__Short problem__
An exact reproduction of the records is required, with all images left out.

__Source data__
****************

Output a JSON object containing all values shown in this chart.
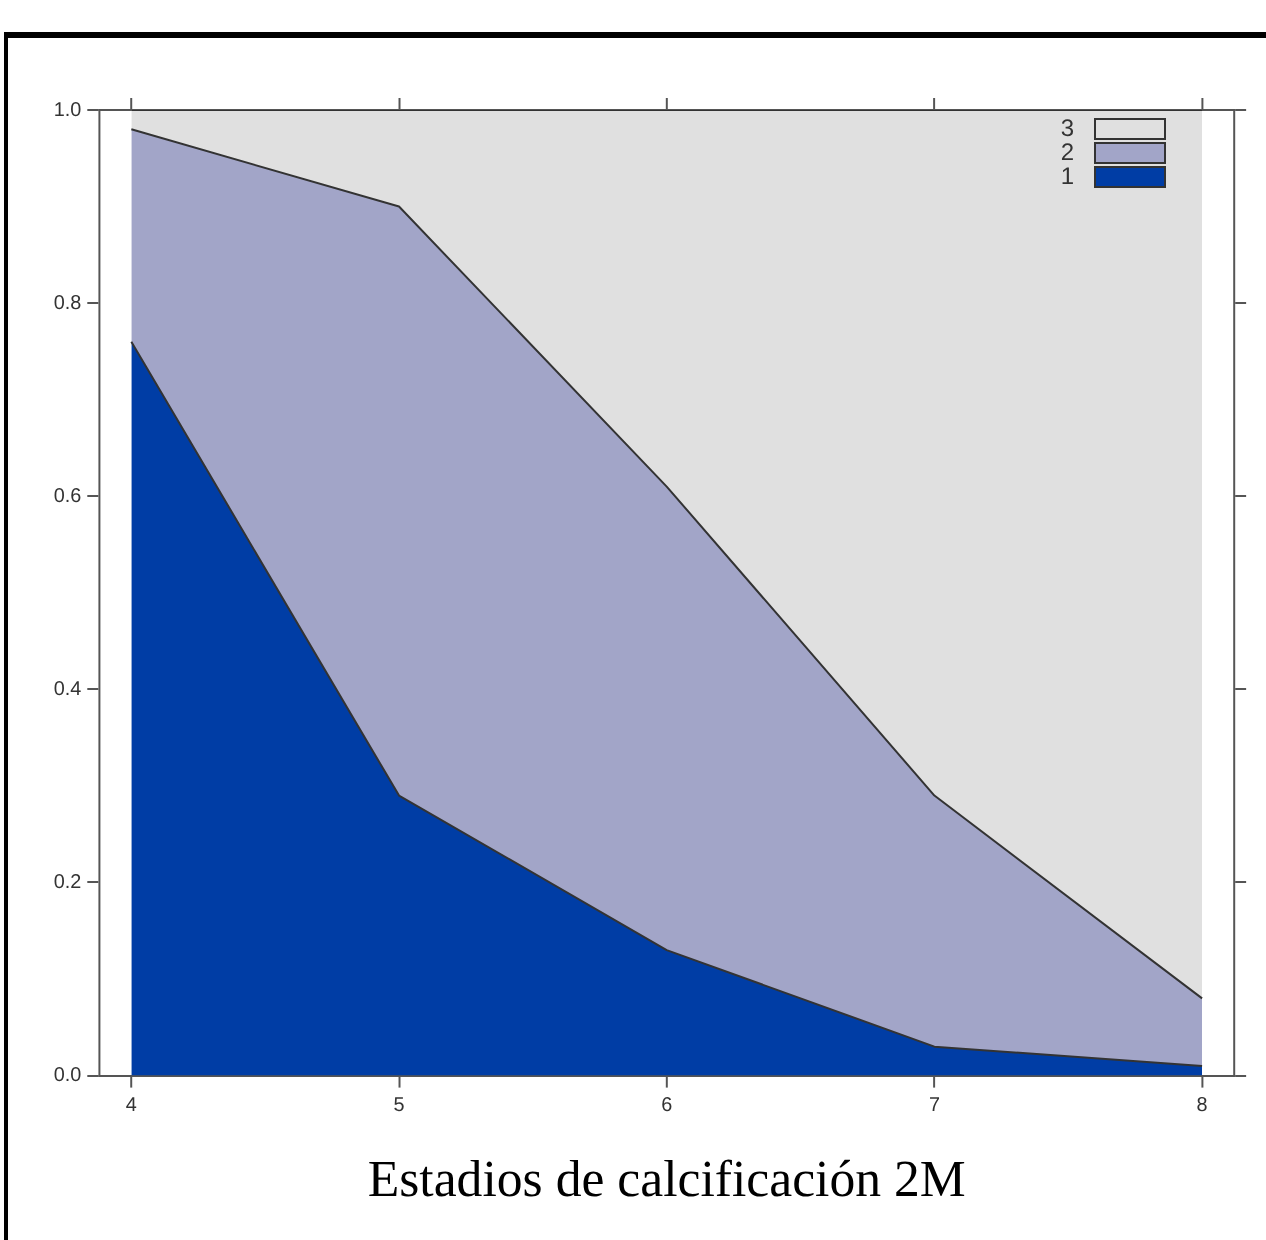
{
  "chart_data": {
    "type": "area",
    "xlabel": "Estadios de calcificación 2M",
    "x": [
      4,
      5,
      6,
      7,
      8
    ],
    "stacked": true,
    "series": [
      {
        "name": "1",
        "color": "#003da5",
        "values": [
          0.76,
          0.29,
          0.13,
          0.03,
          0.01
        ]
      },
      {
        "name": "2",
        "color": "#a2a5c8",
        "values": [
          0.22,
          0.61,
          0.48,
          0.26,
          0.07
        ]
      },
      {
        "name": "3",
        "color": "#e0e0e0",
        "values": [
          0.02,
          0.1,
          0.39,
          0.71,
          0.92
        ]
      }
    ],
    "xlim": [
      3.88,
      8.12
    ],
    "ylim": [
      0,
      1
    ],
    "xticks": [
      4,
      5,
      6,
      7,
      8
    ],
    "yticks": [
      {
        "value": 0,
        "label": "0.0"
      },
      {
        "value": 0.2,
        "label": "0.2"
      },
      {
        "value": 0.4,
        "label": "0.4"
      },
      {
        "value": 0.6,
        "label": "0.6"
      },
      {
        "value": 0.8,
        "label": "0.8"
      },
      {
        "value": 1,
        "label": "1.0"
      }
    ],
    "legend": "top right"
  }
}
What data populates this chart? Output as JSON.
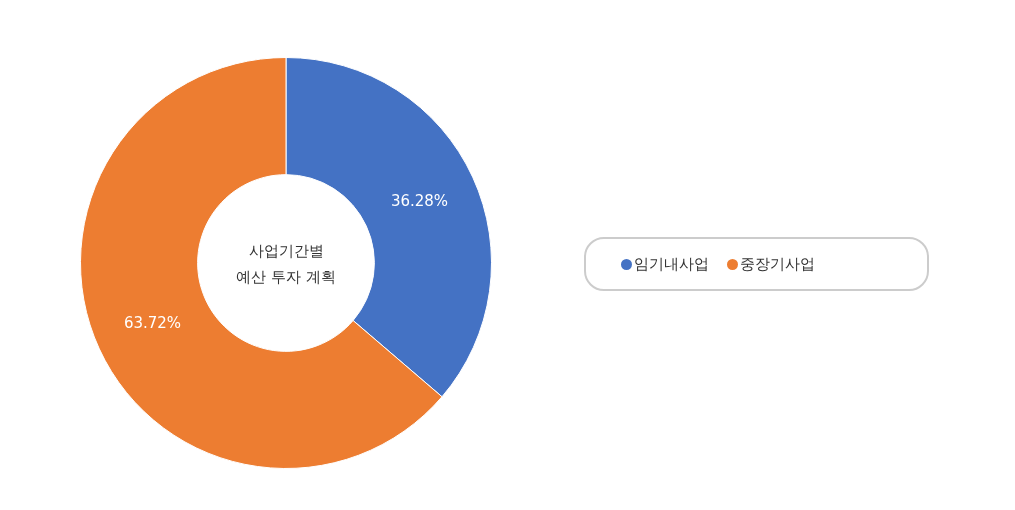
{
  "chart_data": {
    "type": "donut",
    "title": "사업기간별\n예산 투자 계획",
    "categories": [
      "임기내사업",
      "중장기사업"
    ],
    "values": [
      36.28,
      63.72
    ],
    "colors": [
      "#4472c4",
      "#ed7d31"
    ],
    "value_labels": [
      "36.28%",
      "63.72%"
    ],
    "legend": "right"
  }
}
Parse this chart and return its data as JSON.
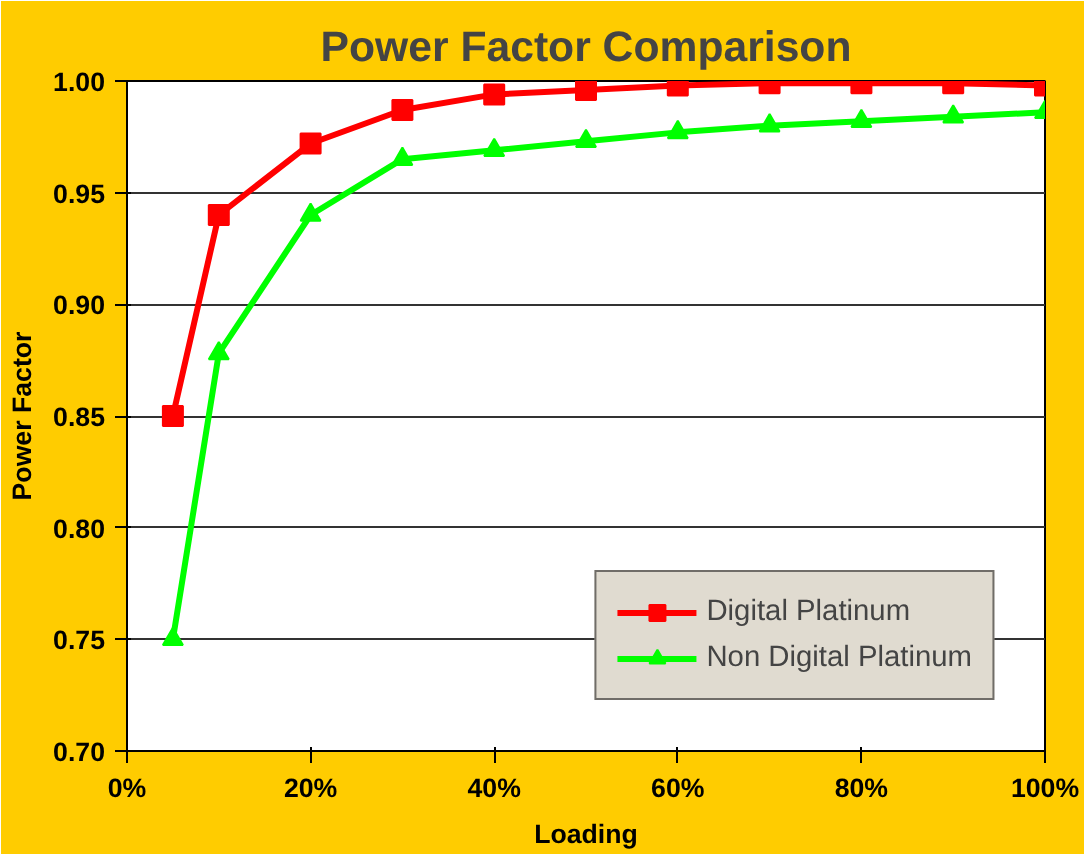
{
  "chart_data": {
    "type": "line",
    "title": "Power Factor Comparison",
    "xlabel": "Loading",
    "ylabel": "Power Factor",
    "x": [
      5,
      10,
      20,
      30,
      40,
      50,
      60,
      70,
      80,
      90,
      100
    ],
    "series": [
      {
        "name": "Digital Platinum",
        "color": "#ff0000",
        "marker": "square",
        "values": [
          0.85,
          0.94,
          0.972,
          0.987,
          0.994,
          0.996,
          0.998,
          0.999,
          0.999,
          0.999,
          0.998
        ]
      },
      {
        "name": "Non Digital Platinum",
        "color": "#00ff00",
        "marker": "triangle",
        "values": [
          0.75,
          0.878,
          0.94,
          0.965,
          0.969,
          0.973,
          0.977,
          0.98,
          0.982,
          0.984,
          0.986
        ]
      }
    ],
    "xlim": [
      0,
      100
    ],
    "xticks": [
      {
        "value": 0,
        "label": "0%"
      },
      {
        "value": 20,
        "label": "20%"
      },
      {
        "value": 40,
        "label": "40%"
      },
      {
        "value": 60,
        "label": "60%"
      },
      {
        "value": 80,
        "label": "80%"
      },
      {
        "value": 100,
        "label": "100%"
      }
    ],
    "ylim": [
      0.7,
      1.0
    ],
    "yticks": [
      {
        "value": 0.7,
        "label": "0.70"
      },
      {
        "value": 0.75,
        "label": "0.75"
      },
      {
        "value": 0.8,
        "label": "0.80"
      },
      {
        "value": 0.85,
        "label": "0.85"
      },
      {
        "value": 0.9,
        "label": "0.90"
      },
      {
        "value": 0.95,
        "label": "0.95"
      },
      {
        "value": 1.0,
        "label": "1.00"
      }
    ],
    "grid": "y",
    "legend": "bottom right",
    "line_style": "solid"
  }
}
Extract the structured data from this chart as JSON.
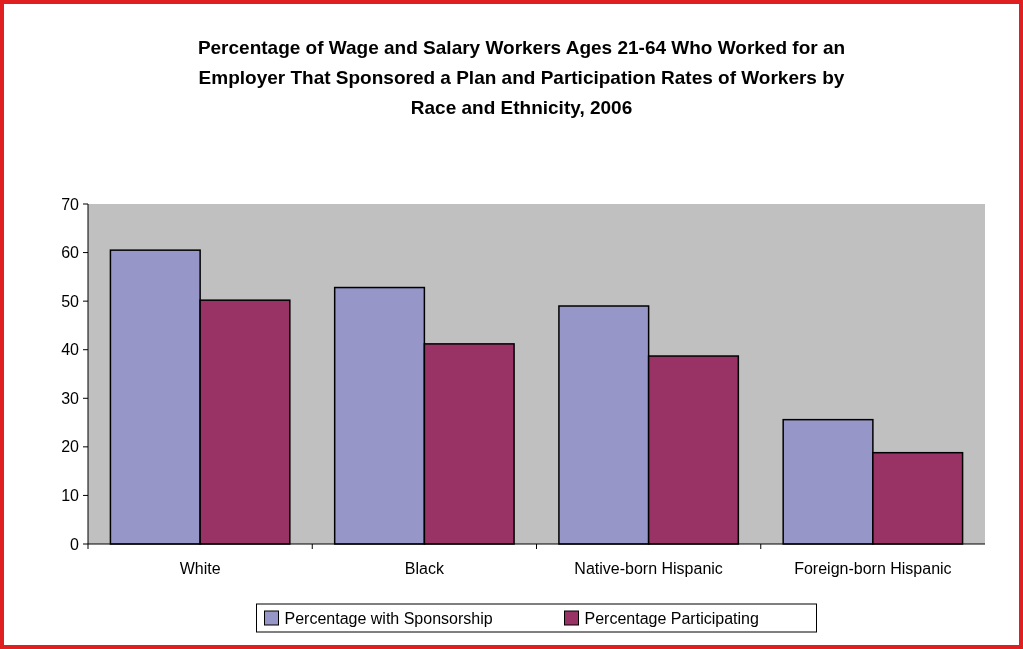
{
  "chart_data": {
    "type": "bar",
    "title": "Percentage of Wage and Salary Workers Ages 21-64 Who Worked for an Employer That Sponsored a Plan and Participation Rates of Workers by Race and Ethnicity, 2006",
    "categories": [
      "White",
      "Black",
      "Native-born Hispanic",
      "Foreign-born Hispanic"
    ],
    "series": [
      {
        "name": "Percentage with Sponsorship",
        "color": "#9696c8",
        "values": [
          60.5,
          52.8,
          49,
          25.6
        ]
      },
      {
        "name": "Percentage Participating",
        "color": "#993366",
        "values": [
          50.2,
          41.2,
          38.7,
          18.8
        ]
      }
    ],
    "ylim": [
      0,
      70
    ],
    "yticks": [
      0,
      10,
      20,
      30,
      40,
      50,
      60,
      70
    ],
    "legend": "bottom"
  }
}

****************

__Reply to the exercise__
Output a JSON object containing all values shown in this chart.
{
  "chart_data": {
    "type": "area",
    "xlabel": "Estadios de calcificación 2M",
    "x": [
      4,
      5,
      6,
      7,
      8
    ],
    "stacked": true,
    "series": [
      {
        "name": "1",
        "color": "#003da5",
        "values": [
          0.76,
          0.29,
          0.13,
          0.03,
          0.01
        ]
      },
      {
        "name": "2",
        "color": "#a2a5c8",
        "values": [
          0.22,
          0.61,
          0.48,
          0.26,
          0.07
        ]
      },
      {
        "name": "3",
        "color": "#e0e0e0",
        "values": [
          0.02,
          0.1,
          0.39,
          0.71,
          0.92
        ]
      }
    ],
    "xlim": [
      3.88,
      8.12
    ],
    "ylim": [
      0,
      1
    ],
    "xticks": [
      4,
      5,
      6,
      7,
      8
    ],
    "yticks": [
      {
        "value": 0,
        "label": "0.0"
      },
      {
        "value": 0.2,
        "label": "0.2"
      },
      {
        "value": 0.4,
        "label": "0.4"
      },
      {
        "value": 0.6,
        "label": "0.6"
      },
      {
        "value": 0.8,
        "label": "0.8"
      },
      {
        "value": 1,
        "label": "1.0"
      }
    ],
    "legend": "top right"
  }
}
What data populates this chart? Output as JSON.
{
  "chart_data": {
    "type": "donut",
    "title": "사업기간별\n예산 투자 계획",
    "categories": [
      "임기내사업",
      "중장기사업"
    ],
    "values": [
      36.28,
      63.72
    ],
    "colors": [
      "#4472c4",
      "#ed7d31"
    ],
    "value_labels": [
      "36.28%",
      "63.72%"
    ],
    "legend": "right"
  }
}
Parse this chart and return its data as JSON.
{
  "chart_data": {
    "type": "line",
    "title": "Power Factor Comparison",
    "xlabel": "Loading",
    "ylabel": "Power Factor",
    "x": [
      5,
      10,
      20,
      30,
      40,
      50,
      60,
      70,
      80,
      90,
      100
    ],
    "series": [
      {
        "name": "Digital Platinum",
        "color": "#ff0000",
        "marker": "square",
        "values": [
          0.85,
          0.94,
          0.972,
          0.987,
          0.994,
          0.996,
          0.998,
          0.999,
          0.999,
          0.999,
          0.998
        ]
      },
      {
        "name": "Non Digital Platinum",
        "color": "#00ff00",
        "marker": "triangle",
        "values": [
          0.75,
          0.878,
          0.94,
          0.965,
          0.969,
          0.973,
          0.977,
          0.98,
          0.982,
          0.984,
          0.986
        ]
      }
    ],
    "xlim": [
      0,
      100
    ],
    "xticks": [
      {
        "value": 0,
        "label": "0%"
      },
      {
        "value": 20,
        "label": "20%"
      },
      {
        "value": 40,
        "label": "40%"
      },
      {
        "value": 60,
        "label": "60%"
      },
      {
        "value": 80,
        "label": "80%"
      },
      {
        "value": 100,
        "label": "100%"
      }
    ],
    "ylim": [
      0.7,
      1.0
    ],
    "yticks": [
      {
        "value": 0.7,
        "label": "0.70"
      },
      {
        "value": 0.75,
        "label": "0.75"
      },
      {
        "value": 0.8,
        "label": "0.80"
      },
      {
        "value": 0.85,
        "label": "0.85"
      },
      {
        "value": 0.9,
        "label": "0.90"
      },
      {
        "value": 0.95,
        "label": "0.95"
      },
      {
        "value": 1.0,
        "label": "1.00"
      }
    ],
    "grid": "y",
    "legend": "bottom right",
    "line_style": "solid"
  }
}
Extract the structured data from this chart as JSON.
{
  "chart_data": {
    "type": "bar",
    "title": "Percentage of Wage and Salary Workers Ages 21-64 Who Worked for an Employer That Sponsored a Plan and Participation Rates of Workers by Race and Ethnicity, 2006",
    "categories": [
      "White",
      "Black",
      "Native-born Hispanic",
      "Foreign-born Hispanic"
    ],
    "series": [
      {
        "name": "Percentage with Sponsorship",
        "color": "#9696c8",
        "values": [
          60.5,
          52.8,
          49,
          25.6
        ]
      },
      {
        "name": "Percentage Participating",
        "color": "#993366",
        "values": [
          50.2,
          41.2,
          38.7,
          18.8
        ]
      }
    ],
    "ylim": [
      0,
      70
    ],
    "yticks": [
      0,
      10,
      20,
      30,
      40,
      50,
      60,
      70
    ],
    "legend": "bottom"
  }
}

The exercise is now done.